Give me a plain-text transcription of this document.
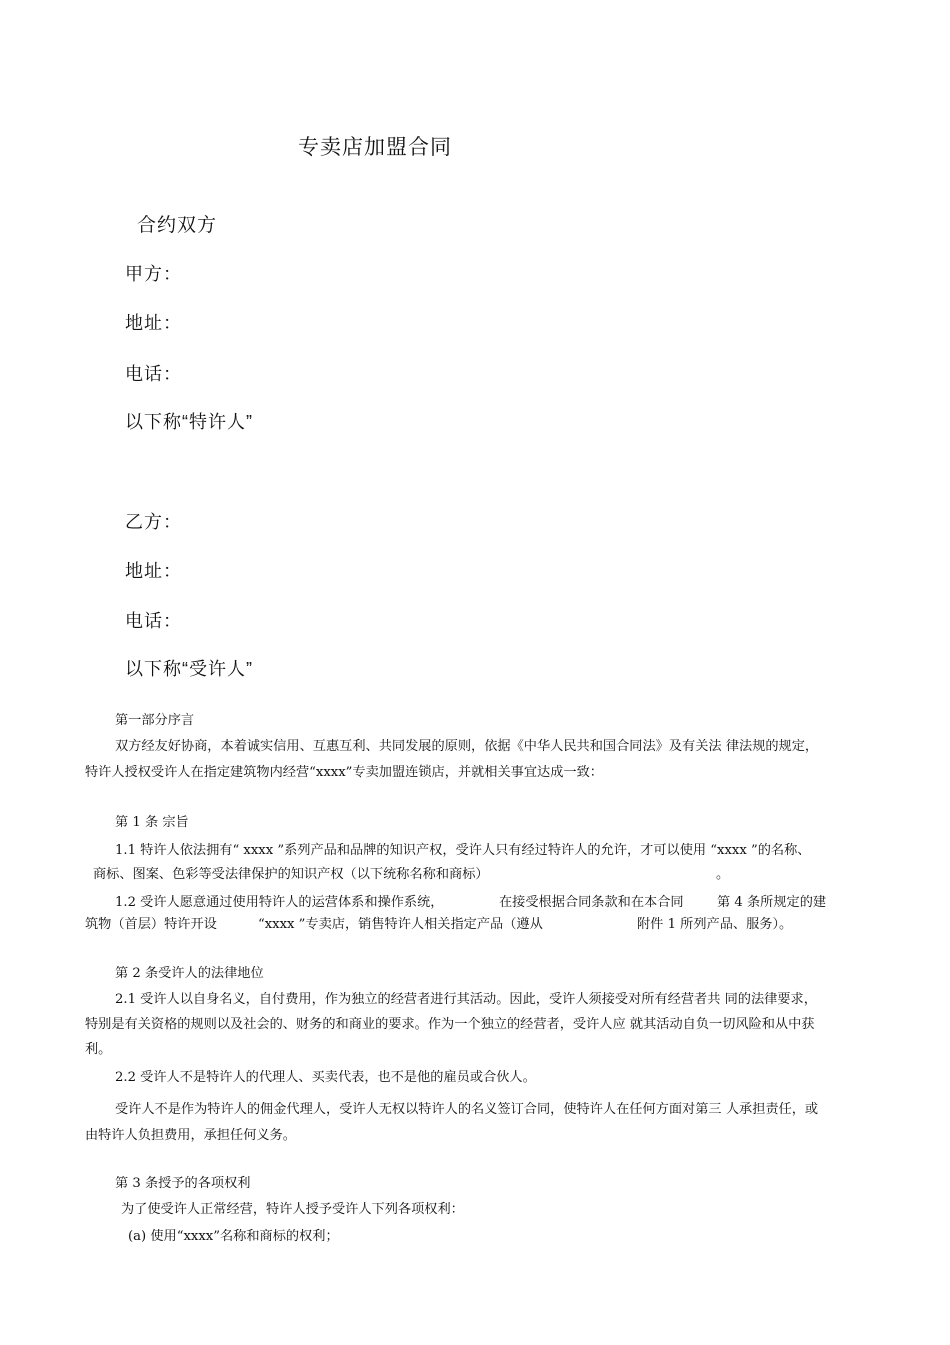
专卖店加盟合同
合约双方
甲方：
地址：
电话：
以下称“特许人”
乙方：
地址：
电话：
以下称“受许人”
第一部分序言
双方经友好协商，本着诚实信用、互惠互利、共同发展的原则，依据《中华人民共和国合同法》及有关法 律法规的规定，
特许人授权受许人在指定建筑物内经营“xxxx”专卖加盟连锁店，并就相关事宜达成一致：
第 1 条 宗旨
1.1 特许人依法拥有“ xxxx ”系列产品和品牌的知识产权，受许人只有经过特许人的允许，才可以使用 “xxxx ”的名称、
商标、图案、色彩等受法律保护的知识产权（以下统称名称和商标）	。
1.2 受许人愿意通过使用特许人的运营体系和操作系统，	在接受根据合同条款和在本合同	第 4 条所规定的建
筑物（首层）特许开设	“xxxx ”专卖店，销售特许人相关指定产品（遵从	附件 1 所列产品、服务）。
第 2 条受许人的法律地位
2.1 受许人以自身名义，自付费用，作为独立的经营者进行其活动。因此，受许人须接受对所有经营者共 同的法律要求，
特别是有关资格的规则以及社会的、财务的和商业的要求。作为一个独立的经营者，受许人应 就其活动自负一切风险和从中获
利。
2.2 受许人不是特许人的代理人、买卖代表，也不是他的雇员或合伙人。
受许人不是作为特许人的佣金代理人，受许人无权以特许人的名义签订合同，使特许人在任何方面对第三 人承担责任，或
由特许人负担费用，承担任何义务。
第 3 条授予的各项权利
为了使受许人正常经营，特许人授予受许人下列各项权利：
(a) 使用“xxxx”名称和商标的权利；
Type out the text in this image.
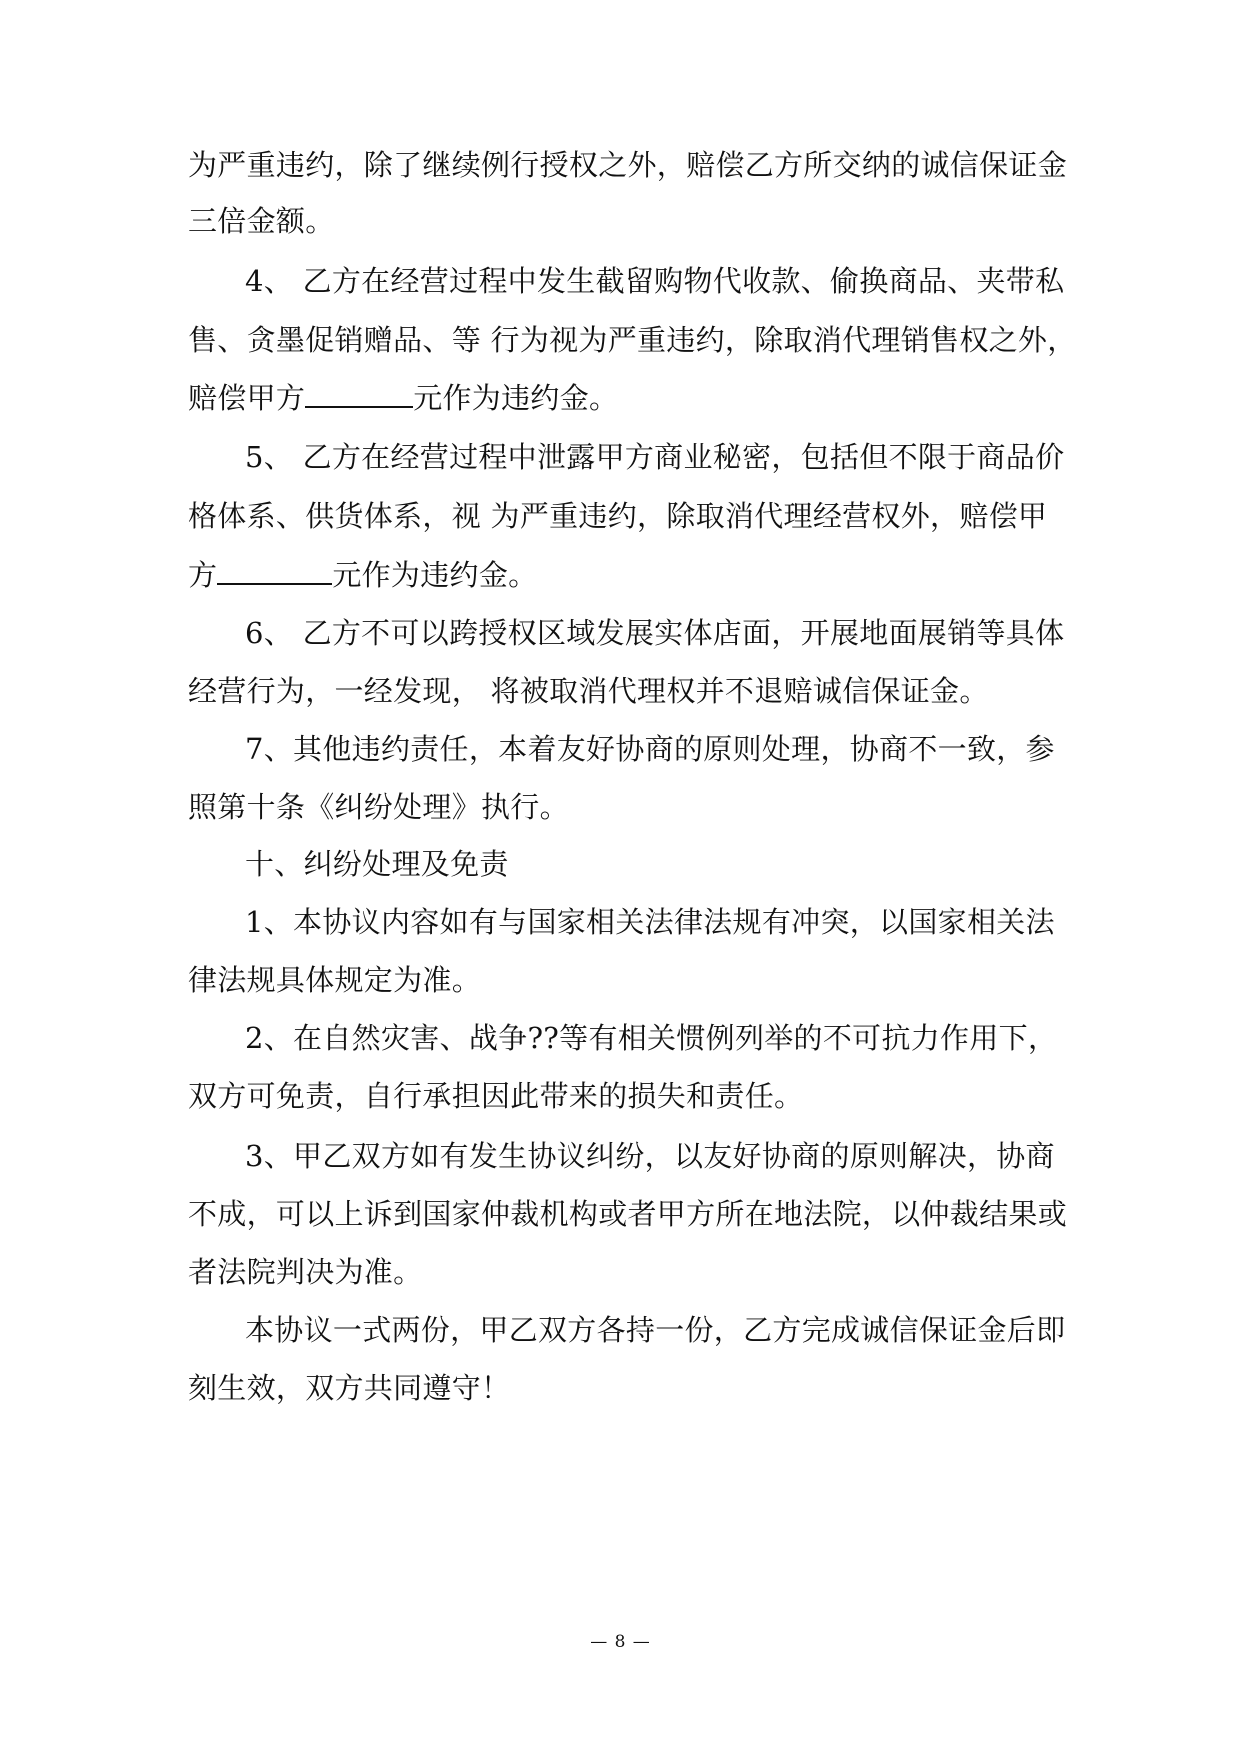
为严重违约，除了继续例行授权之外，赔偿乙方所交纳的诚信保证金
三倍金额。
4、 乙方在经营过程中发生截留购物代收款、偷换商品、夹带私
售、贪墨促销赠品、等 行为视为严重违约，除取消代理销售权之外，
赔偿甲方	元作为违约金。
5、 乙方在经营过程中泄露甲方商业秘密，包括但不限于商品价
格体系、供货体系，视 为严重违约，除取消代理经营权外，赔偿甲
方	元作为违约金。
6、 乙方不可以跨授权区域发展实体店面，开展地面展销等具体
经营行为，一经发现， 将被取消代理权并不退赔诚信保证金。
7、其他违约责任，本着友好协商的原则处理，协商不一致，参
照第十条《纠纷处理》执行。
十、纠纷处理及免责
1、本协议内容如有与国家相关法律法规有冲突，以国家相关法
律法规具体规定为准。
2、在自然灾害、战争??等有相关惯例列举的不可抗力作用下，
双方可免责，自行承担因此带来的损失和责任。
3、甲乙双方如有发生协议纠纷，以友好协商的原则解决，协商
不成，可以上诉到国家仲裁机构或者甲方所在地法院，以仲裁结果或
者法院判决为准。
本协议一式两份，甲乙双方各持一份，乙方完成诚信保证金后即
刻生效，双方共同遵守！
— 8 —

┄┄┄┄┄┄┄┄┄┄

▶ **Task directions**
Extract the run of lines from the line holding "Type out the text in this image." through the final line of the material above, exactly and inclusively. Leave the pictures behind.

▶ **Result for this task**
Type out the text in this image.
为严重违约，除了继续例行授权之外，赔偿乙方所交纳的诚信保证金
三倍金额。
4、 乙方在经营过程中发生截留购物代收款、偷换商品、夹带私
售、贪墨促销赠品、等 行为视为严重违约，除取消代理销售权之外，
赔偿甲方	元作为违约金。
5、 乙方在经营过程中泄露甲方商业秘密，包括但不限于商品价
格体系、供货体系，视 为严重违约，除取消代理经营权外，赔偿甲
方	元作为违约金。
6、 乙方不可以跨授权区域发展实体店面，开展地面展销等具体
经营行为，一经发现， 将被取消代理权并不退赔诚信保证金。
7、其他违约责任，本着友好协商的原则处理，协商不一致，参
照第十条《纠纷处理》执行。
十、纠纷处理及免责
1、本协议内容如有与国家相关法律法规有冲突，以国家相关法
律法规具体规定为准。
2、在自然灾害、战争??等有相关惯例列举的不可抗力作用下，
双方可免责，自行承担因此带来的损失和责任。
3、甲乙双方如有发生协议纠纷，以友好协商的原则解决，协商
不成，可以上诉到国家仲裁机构或者甲方所在地法院，以仲裁结果或
者法院判决为准。
本协议一式两份，甲乙双方各持一份，乙方完成诚信保证金后即
刻生效，双方共同遵守！
— 8 —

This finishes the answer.